(Directive): Go through the listing and copy each line with the string "PARA".

─── Data for this exercise ───

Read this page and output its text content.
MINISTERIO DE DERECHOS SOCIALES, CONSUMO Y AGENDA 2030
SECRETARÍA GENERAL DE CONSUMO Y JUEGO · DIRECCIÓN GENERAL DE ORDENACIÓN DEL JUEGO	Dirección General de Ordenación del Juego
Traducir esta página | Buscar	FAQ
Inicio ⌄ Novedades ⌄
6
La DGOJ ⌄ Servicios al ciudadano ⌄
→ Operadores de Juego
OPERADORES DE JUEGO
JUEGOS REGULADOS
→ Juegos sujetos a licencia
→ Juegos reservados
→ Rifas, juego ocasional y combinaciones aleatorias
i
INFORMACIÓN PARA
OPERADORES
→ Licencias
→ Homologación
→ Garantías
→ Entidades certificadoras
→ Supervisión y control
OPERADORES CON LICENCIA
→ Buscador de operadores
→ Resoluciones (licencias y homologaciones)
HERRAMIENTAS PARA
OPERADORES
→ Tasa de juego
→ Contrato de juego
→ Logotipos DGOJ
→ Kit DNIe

───

(Written answer):
INFORMACIÓN PARA
HERRAMIENTAS PARA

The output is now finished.